[Exercise goal] Return each line of the data below exactly, omitting any pictures.

— start of Data excerpts —

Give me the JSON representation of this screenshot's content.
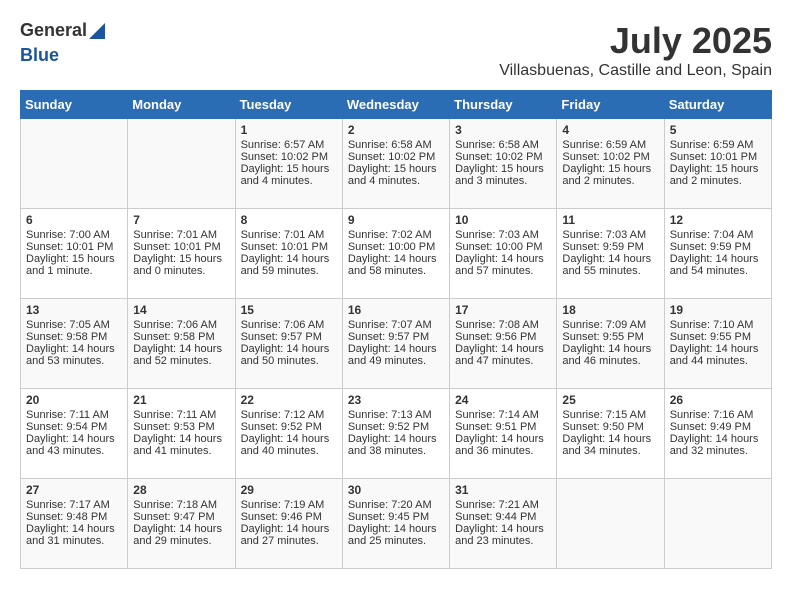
{
  "header": {
    "logo_general": "General",
    "logo_blue": "Blue",
    "month": "July 2025",
    "location": "Villasbuenas, Castille and Leon, Spain"
  },
  "weekdays": [
    "Sunday",
    "Monday",
    "Tuesday",
    "Wednesday",
    "Thursday",
    "Friday",
    "Saturday"
  ],
  "weeks": [
    [
      {
        "day": "",
        "text": ""
      },
      {
        "day": "",
        "text": ""
      },
      {
        "day": "1",
        "text": "Sunrise: 6:57 AM\nSunset: 10:02 PM\nDaylight: 15 hours\nand 4 minutes."
      },
      {
        "day": "2",
        "text": "Sunrise: 6:58 AM\nSunset: 10:02 PM\nDaylight: 15 hours\nand 4 minutes."
      },
      {
        "day": "3",
        "text": "Sunrise: 6:58 AM\nSunset: 10:02 PM\nDaylight: 15 hours\nand 3 minutes."
      },
      {
        "day": "4",
        "text": "Sunrise: 6:59 AM\nSunset: 10:02 PM\nDaylight: 15 hours\nand 2 minutes."
      },
      {
        "day": "5",
        "text": "Sunrise: 6:59 AM\nSunset: 10:01 PM\nDaylight: 15 hours\nand 2 minutes."
      }
    ],
    [
      {
        "day": "6",
        "text": "Sunrise: 7:00 AM\nSunset: 10:01 PM\nDaylight: 15 hours\nand 1 minute."
      },
      {
        "day": "7",
        "text": "Sunrise: 7:01 AM\nSunset: 10:01 PM\nDaylight: 15 hours\nand 0 minutes."
      },
      {
        "day": "8",
        "text": "Sunrise: 7:01 AM\nSunset: 10:01 PM\nDaylight: 14 hours\nand 59 minutes."
      },
      {
        "day": "9",
        "text": "Sunrise: 7:02 AM\nSunset: 10:00 PM\nDaylight: 14 hours\nand 58 minutes."
      },
      {
        "day": "10",
        "text": "Sunrise: 7:03 AM\nSunset: 10:00 PM\nDaylight: 14 hours\nand 57 minutes."
      },
      {
        "day": "11",
        "text": "Sunrise: 7:03 AM\nSunset: 9:59 PM\nDaylight: 14 hours\nand 55 minutes."
      },
      {
        "day": "12",
        "text": "Sunrise: 7:04 AM\nSunset: 9:59 PM\nDaylight: 14 hours\nand 54 minutes."
      }
    ],
    [
      {
        "day": "13",
        "text": "Sunrise: 7:05 AM\nSunset: 9:58 PM\nDaylight: 14 hours\nand 53 minutes."
      },
      {
        "day": "14",
        "text": "Sunrise: 7:06 AM\nSunset: 9:58 PM\nDaylight: 14 hours\nand 52 minutes."
      },
      {
        "day": "15",
        "text": "Sunrise: 7:06 AM\nSunset: 9:57 PM\nDaylight: 14 hours\nand 50 minutes."
      },
      {
        "day": "16",
        "text": "Sunrise: 7:07 AM\nSunset: 9:57 PM\nDaylight: 14 hours\nand 49 minutes."
      },
      {
        "day": "17",
        "text": "Sunrise: 7:08 AM\nSunset: 9:56 PM\nDaylight: 14 hours\nand 47 minutes."
      },
      {
        "day": "18",
        "text": "Sunrise: 7:09 AM\nSunset: 9:55 PM\nDaylight: 14 hours\nand 46 minutes."
      },
      {
        "day": "19",
        "text": "Sunrise: 7:10 AM\nSunset: 9:55 PM\nDaylight: 14 hours\nand 44 minutes."
      }
    ],
    [
      {
        "day": "20",
        "text": "Sunrise: 7:11 AM\nSunset: 9:54 PM\nDaylight: 14 hours\nand 43 minutes."
      },
      {
        "day": "21",
        "text": "Sunrise: 7:11 AM\nSunset: 9:53 PM\nDaylight: 14 hours\nand 41 minutes."
      },
      {
        "day": "22",
        "text": "Sunrise: 7:12 AM\nSunset: 9:52 PM\nDaylight: 14 hours\nand 40 minutes."
      },
      {
        "day": "23",
        "text": "Sunrise: 7:13 AM\nSunset: 9:52 PM\nDaylight: 14 hours\nand 38 minutes."
      },
      {
        "day": "24",
        "text": "Sunrise: 7:14 AM\nSunset: 9:51 PM\nDaylight: 14 hours\nand 36 minutes."
      },
      {
        "day": "25",
        "text": "Sunrise: 7:15 AM\nSunset: 9:50 PM\nDaylight: 14 hours\nand 34 minutes."
      },
      {
        "day": "26",
        "text": "Sunrise: 7:16 AM\nSunset: 9:49 PM\nDaylight: 14 hours\nand 32 minutes."
      }
    ],
    [
      {
        "day": "27",
        "text": "Sunrise: 7:17 AM\nSunset: 9:48 PM\nDaylight: 14 hours\nand 31 minutes."
      },
      {
        "day": "28",
        "text": "Sunrise: 7:18 AM\nSunset: 9:47 PM\nDaylight: 14 hours\nand 29 minutes."
      },
      {
        "day": "29",
        "text": "Sunrise: 7:19 AM\nSunset: 9:46 PM\nDaylight: 14 hours\nand 27 minutes."
      },
      {
        "day": "30",
        "text": "Sunrise: 7:20 AM\nSunset: 9:45 PM\nDaylight: 14 hours\nand 25 minutes."
      },
      {
        "day": "31",
        "text": "Sunrise: 7:21 AM\nSunset: 9:44 PM\nDaylight: 14 hours\nand 23 minutes."
      },
      {
        "day": "",
        "text": ""
      },
      {
        "day": "",
        "text": ""
      }
    ]
  ]
}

— end of Data excerpts —

[Result of this task]
Give me the JSON representation of this screenshot's content.
{
  "header": {
    "logo_general": "General",
    "logo_blue": "Blue",
    "month": "July 2025",
    "location": "Villasbuenas, Castille and Leon, Spain"
  },
  "weekdays": [
    "Sunday",
    "Monday",
    "Tuesday",
    "Wednesday",
    "Thursday",
    "Friday",
    "Saturday"
  ],
  "weeks": [
    [
      {
        "day": "",
        "text": ""
      },
      {
        "day": "",
        "text": ""
      },
      {
        "day": "1",
        "text": "Sunrise: 6:57 AM\nSunset: 10:02 PM\nDaylight: 15 hours\nand 4 minutes."
      },
      {
        "day": "2",
        "text": "Sunrise: 6:58 AM\nSunset: 10:02 PM\nDaylight: 15 hours\nand 4 minutes."
      },
      {
        "day": "3",
        "text": "Sunrise: 6:58 AM\nSunset: 10:02 PM\nDaylight: 15 hours\nand 3 minutes."
      },
      {
        "day": "4",
        "text": "Sunrise: 6:59 AM\nSunset: 10:02 PM\nDaylight: 15 hours\nand 2 minutes."
      },
      {
        "day": "5",
        "text": "Sunrise: 6:59 AM\nSunset: 10:01 PM\nDaylight: 15 hours\nand 2 minutes."
      }
    ],
    [
      {
        "day": "6",
        "text": "Sunrise: 7:00 AM\nSunset: 10:01 PM\nDaylight: 15 hours\nand 1 minute."
      },
      {
        "day": "7",
        "text": "Sunrise: 7:01 AM\nSunset: 10:01 PM\nDaylight: 15 hours\nand 0 minutes."
      },
      {
        "day": "8",
        "text": "Sunrise: 7:01 AM\nSunset: 10:01 PM\nDaylight: 14 hours\nand 59 minutes."
      },
      {
        "day": "9",
        "text": "Sunrise: 7:02 AM\nSunset: 10:00 PM\nDaylight: 14 hours\nand 58 minutes."
      },
      {
        "day": "10",
        "text": "Sunrise: 7:03 AM\nSunset: 10:00 PM\nDaylight: 14 hours\nand 57 minutes."
      },
      {
        "day": "11",
        "text": "Sunrise: 7:03 AM\nSunset: 9:59 PM\nDaylight: 14 hours\nand 55 minutes."
      },
      {
        "day": "12",
        "text": "Sunrise: 7:04 AM\nSunset: 9:59 PM\nDaylight: 14 hours\nand 54 minutes."
      }
    ],
    [
      {
        "day": "13",
        "text": "Sunrise: 7:05 AM\nSunset: 9:58 PM\nDaylight: 14 hours\nand 53 minutes."
      },
      {
        "day": "14",
        "text": "Sunrise: 7:06 AM\nSunset: 9:58 PM\nDaylight: 14 hours\nand 52 minutes."
      },
      {
        "day": "15",
        "text": "Sunrise: 7:06 AM\nSunset: 9:57 PM\nDaylight: 14 hours\nand 50 minutes."
      },
      {
        "day": "16",
        "text": "Sunrise: 7:07 AM\nSunset: 9:57 PM\nDaylight: 14 hours\nand 49 minutes."
      },
      {
        "day": "17",
        "text": "Sunrise: 7:08 AM\nSunset: 9:56 PM\nDaylight: 14 hours\nand 47 minutes."
      },
      {
        "day": "18",
        "text": "Sunrise: 7:09 AM\nSunset: 9:55 PM\nDaylight: 14 hours\nand 46 minutes."
      },
      {
        "day": "19",
        "text": "Sunrise: 7:10 AM\nSunset: 9:55 PM\nDaylight: 14 hours\nand 44 minutes."
      }
    ],
    [
      {
        "day": "20",
        "text": "Sunrise: 7:11 AM\nSunset: 9:54 PM\nDaylight: 14 hours\nand 43 minutes."
      },
      {
        "day": "21",
        "text": "Sunrise: 7:11 AM\nSunset: 9:53 PM\nDaylight: 14 hours\nand 41 minutes."
      },
      {
        "day": "22",
        "text": "Sunrise: 7:12 AM\nSunset: 9:52 PM\nDaylight: 14 hours\nand 40 minutes."
      },
      {
        "day": "23",
        "text": "Sunrise: 7:13 AM\nSunset: 9:52 PM\nDaylight: 14 hours\nand 38 minutes."
      },
      {
        "day": "24",
        "text": "Sunrise: 7:14 AM\nSunset: 9:51 PM\nDaylight: 14 hours\nand 36 minutes."
      },
      {
        "day": "25",
        "text": "Sunrise: 7:15 AM\nSunset: 9:50 PM\nDaylight: 14 hours\nand 34 minutes."
      },
      {
        "day": "26",
        "text": "Sunrise: 7:16 AM\nSunset: 9:49 PM\nDaylight: 14 hours\nand 32 minutes."
      }
    ],
    [
      {
        "day": "27",
        "text": "Sunrise: 7:17 AM\nSunset: 9:48 PM\nDaylight: 14 hours\nand 31 minutes."
      },
      {
        "day": "28",
        "text": "Sunrise: 7:18 AM\nSunset: 9:47 PM\nDaylight: 14 hours\nand 29 minutes."
      },
      {
        "day": "29",
        "text": "Sunrise: 7:19 AM\nSunset: 9:46 PM\nDaylight: 14 hours\nand 27 minutes."
      },
      {
        "day": "30",
        "text": "Sunrise: 7:20 AM\nSunset: 9:45 PM\nDaylight: 14 hours\nand 25 minutes."
      },
      {
        "day": "31",
        "text": "Sunrise: 7:21 AM\nSunset: 9:44 PM\nDaylight: 14 hours\nand 23 minutes."
      },
      {
        "day": "",
        "text": ""
      },
      {
        "day": "",
        "text": ""
      }
    ]
  ]
}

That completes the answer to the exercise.